Rows from a figure dataset
※

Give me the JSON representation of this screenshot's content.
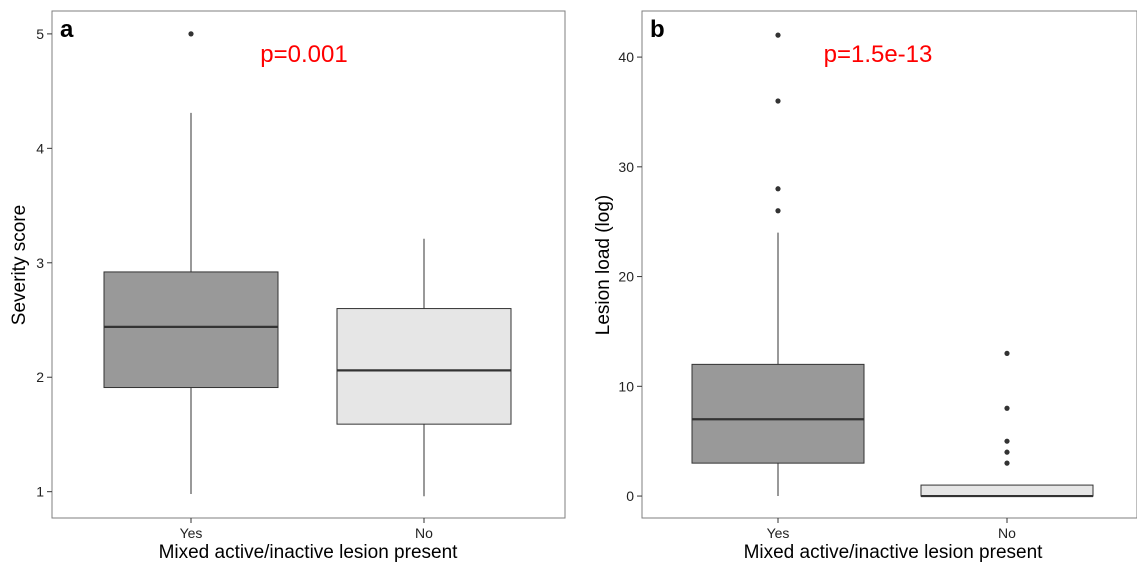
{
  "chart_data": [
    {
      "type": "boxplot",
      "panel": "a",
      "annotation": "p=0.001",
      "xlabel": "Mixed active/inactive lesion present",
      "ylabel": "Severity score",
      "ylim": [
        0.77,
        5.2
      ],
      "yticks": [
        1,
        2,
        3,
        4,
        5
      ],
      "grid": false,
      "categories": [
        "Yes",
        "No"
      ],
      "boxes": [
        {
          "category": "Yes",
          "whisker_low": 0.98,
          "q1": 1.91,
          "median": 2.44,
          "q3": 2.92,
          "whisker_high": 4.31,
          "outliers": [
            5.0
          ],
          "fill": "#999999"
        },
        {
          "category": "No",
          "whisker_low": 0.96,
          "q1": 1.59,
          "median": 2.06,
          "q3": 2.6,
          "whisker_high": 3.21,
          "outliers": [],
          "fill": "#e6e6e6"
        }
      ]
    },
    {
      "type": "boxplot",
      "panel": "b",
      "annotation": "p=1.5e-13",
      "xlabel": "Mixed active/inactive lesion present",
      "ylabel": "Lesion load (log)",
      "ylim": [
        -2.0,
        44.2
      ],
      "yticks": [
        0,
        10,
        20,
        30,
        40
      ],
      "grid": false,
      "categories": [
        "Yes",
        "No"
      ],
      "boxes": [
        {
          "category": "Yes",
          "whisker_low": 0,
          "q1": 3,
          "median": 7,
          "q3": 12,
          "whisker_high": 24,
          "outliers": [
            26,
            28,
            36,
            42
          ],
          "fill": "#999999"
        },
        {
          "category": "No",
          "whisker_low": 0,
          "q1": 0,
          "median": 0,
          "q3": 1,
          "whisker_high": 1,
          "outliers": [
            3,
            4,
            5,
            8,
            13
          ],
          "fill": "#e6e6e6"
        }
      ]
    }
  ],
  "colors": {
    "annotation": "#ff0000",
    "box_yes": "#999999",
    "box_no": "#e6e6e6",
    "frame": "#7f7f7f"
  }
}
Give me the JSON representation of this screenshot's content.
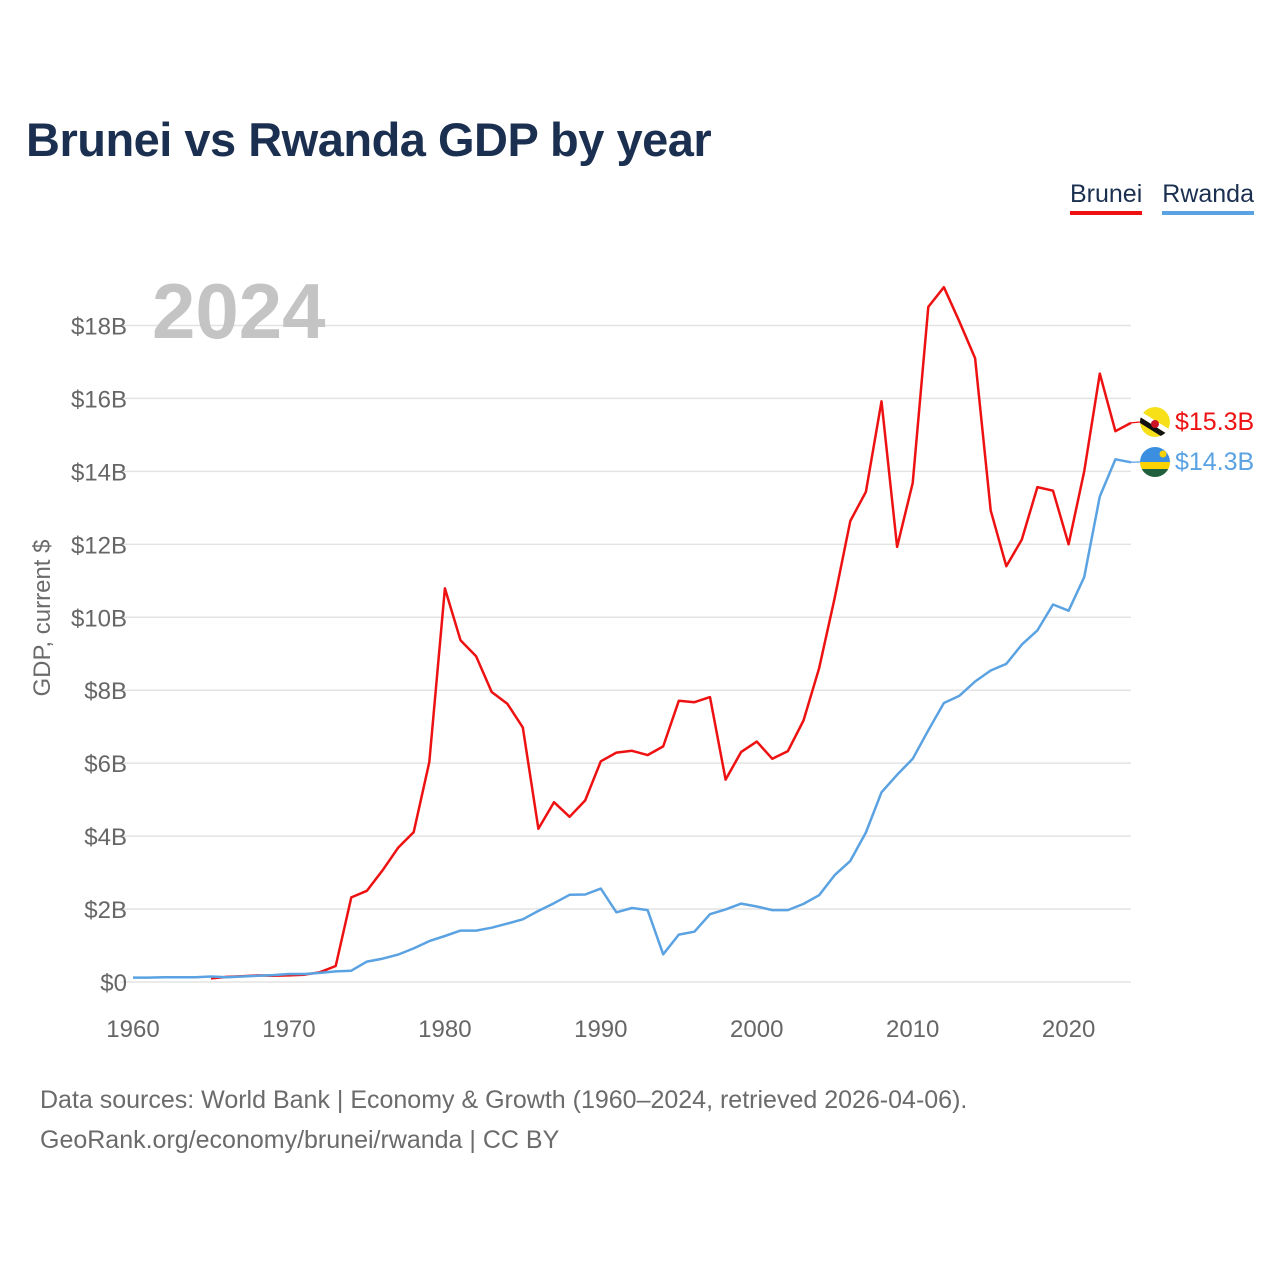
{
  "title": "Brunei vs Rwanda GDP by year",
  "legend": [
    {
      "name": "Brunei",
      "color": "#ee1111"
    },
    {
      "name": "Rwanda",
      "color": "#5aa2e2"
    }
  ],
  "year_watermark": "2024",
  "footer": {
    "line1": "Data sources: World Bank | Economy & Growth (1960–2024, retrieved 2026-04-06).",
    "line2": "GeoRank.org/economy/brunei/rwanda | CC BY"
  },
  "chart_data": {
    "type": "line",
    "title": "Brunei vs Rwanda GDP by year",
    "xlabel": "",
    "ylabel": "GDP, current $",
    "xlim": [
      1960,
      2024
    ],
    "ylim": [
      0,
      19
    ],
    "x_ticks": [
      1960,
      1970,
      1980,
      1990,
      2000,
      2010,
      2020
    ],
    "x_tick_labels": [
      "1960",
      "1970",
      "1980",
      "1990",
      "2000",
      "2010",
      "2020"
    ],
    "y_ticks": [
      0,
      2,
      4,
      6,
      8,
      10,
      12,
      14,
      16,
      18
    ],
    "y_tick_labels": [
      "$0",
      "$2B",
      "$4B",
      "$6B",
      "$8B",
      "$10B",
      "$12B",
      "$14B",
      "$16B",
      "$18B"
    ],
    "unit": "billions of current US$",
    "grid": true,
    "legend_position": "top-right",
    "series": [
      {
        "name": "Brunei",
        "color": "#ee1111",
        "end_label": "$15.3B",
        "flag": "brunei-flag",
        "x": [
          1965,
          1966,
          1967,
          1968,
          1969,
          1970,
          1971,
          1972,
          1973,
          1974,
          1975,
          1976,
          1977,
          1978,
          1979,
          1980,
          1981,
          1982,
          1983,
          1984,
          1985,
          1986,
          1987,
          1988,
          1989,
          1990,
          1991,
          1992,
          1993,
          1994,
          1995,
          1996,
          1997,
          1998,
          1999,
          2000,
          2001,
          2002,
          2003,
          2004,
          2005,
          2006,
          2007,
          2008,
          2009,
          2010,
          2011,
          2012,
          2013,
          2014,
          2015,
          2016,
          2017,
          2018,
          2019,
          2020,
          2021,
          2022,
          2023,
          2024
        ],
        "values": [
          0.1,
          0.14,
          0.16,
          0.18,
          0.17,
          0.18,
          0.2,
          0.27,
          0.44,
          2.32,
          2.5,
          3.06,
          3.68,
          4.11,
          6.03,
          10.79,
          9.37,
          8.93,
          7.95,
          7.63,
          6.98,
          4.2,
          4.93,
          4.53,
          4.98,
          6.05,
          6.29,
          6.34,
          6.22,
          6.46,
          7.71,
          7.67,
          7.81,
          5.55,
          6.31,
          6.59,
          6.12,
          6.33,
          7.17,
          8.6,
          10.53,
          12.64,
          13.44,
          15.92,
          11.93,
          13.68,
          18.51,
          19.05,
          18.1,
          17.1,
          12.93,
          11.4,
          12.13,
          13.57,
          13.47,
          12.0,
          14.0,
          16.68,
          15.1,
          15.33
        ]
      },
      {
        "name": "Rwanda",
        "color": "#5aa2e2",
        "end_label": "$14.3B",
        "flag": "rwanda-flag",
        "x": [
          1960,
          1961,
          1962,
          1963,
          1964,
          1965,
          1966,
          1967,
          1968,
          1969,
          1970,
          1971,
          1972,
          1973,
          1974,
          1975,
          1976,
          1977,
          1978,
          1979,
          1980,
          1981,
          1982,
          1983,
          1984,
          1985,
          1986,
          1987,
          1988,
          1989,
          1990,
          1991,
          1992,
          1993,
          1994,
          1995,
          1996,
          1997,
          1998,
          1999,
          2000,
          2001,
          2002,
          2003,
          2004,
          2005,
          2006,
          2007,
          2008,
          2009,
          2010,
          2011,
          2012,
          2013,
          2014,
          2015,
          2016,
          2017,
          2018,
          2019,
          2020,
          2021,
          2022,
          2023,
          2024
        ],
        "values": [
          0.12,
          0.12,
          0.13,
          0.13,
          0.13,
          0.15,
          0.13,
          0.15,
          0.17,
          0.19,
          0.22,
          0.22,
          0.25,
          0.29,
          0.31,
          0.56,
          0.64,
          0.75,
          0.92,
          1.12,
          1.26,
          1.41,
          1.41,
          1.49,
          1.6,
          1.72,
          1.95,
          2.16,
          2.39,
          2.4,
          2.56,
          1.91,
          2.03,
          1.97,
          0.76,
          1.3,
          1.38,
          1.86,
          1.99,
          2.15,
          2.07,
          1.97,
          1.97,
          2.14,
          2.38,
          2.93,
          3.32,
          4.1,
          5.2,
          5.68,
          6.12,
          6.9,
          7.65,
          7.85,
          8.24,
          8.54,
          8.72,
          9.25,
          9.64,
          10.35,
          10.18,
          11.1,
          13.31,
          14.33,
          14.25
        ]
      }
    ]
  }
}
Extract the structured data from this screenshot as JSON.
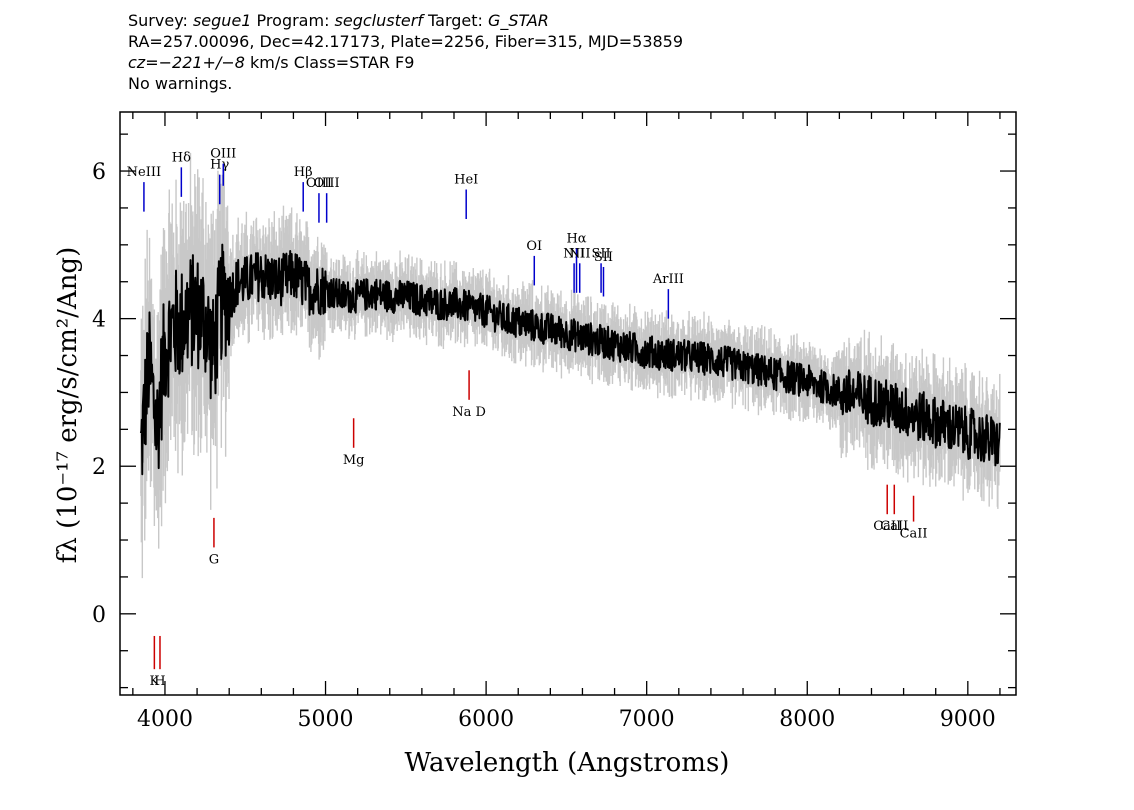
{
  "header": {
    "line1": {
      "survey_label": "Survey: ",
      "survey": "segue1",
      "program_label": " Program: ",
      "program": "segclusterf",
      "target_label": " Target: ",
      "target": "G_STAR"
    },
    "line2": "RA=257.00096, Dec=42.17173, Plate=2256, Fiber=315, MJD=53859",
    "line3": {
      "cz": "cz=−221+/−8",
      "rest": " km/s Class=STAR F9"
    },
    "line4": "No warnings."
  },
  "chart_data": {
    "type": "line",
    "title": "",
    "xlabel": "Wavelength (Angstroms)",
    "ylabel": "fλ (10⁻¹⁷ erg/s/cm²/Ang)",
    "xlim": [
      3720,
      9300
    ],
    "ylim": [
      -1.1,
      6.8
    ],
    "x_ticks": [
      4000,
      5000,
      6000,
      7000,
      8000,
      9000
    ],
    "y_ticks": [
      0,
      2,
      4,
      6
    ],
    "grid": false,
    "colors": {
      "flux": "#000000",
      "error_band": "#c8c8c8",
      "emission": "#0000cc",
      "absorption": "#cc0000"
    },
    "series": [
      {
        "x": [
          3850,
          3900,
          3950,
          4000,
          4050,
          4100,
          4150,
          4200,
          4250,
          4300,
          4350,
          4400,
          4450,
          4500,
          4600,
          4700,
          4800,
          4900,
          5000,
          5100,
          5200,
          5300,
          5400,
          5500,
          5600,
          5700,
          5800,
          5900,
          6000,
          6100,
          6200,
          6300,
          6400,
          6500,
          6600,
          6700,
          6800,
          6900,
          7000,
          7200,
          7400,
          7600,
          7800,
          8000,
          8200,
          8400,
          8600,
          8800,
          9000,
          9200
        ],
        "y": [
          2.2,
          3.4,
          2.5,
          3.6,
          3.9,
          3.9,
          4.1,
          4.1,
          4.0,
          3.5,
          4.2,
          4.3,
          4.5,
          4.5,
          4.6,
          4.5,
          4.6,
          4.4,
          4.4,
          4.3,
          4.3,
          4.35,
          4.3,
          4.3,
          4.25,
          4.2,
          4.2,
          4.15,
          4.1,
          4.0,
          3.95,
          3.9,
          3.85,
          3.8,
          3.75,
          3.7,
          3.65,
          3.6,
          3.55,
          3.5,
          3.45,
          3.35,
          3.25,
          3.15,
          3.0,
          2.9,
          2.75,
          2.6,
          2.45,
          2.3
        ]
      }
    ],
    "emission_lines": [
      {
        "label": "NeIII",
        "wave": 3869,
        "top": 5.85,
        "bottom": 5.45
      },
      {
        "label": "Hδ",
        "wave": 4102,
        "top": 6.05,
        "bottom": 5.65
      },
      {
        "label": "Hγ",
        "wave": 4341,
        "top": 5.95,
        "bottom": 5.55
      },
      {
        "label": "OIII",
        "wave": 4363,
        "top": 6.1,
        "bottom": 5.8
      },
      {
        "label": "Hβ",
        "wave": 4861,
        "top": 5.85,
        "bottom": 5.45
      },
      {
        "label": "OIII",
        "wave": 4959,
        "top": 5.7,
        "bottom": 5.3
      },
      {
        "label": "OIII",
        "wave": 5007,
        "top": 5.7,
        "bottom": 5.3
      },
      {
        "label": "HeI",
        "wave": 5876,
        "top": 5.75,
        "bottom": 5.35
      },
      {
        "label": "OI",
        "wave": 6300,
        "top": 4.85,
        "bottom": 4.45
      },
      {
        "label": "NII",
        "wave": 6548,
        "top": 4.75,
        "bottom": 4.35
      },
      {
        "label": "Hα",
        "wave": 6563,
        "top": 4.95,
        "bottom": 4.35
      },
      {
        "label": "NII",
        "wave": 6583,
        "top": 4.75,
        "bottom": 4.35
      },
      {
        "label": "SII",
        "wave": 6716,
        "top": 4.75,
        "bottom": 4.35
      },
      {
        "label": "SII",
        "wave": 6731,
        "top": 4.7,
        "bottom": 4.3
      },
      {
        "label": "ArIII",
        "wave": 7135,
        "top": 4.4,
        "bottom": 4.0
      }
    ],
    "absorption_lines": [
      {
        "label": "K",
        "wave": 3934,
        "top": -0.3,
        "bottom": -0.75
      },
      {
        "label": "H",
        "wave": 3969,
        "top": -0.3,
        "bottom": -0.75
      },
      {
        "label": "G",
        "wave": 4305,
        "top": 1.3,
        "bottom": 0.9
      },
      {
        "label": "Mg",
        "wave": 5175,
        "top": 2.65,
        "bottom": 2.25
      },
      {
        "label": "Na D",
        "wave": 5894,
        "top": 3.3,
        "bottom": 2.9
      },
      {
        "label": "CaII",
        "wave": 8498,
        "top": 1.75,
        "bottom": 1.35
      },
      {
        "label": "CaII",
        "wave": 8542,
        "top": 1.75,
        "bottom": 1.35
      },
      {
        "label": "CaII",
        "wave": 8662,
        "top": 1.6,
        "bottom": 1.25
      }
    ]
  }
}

※

## THE EXERCISE
Search the data above for the string "name" and return every line that has it.

## SOLUTION TO THE EXERCISE
      "name": "Brunei",
      "name": "Rwanda",
        "name": "Brunei",
        "name": "Rwanda",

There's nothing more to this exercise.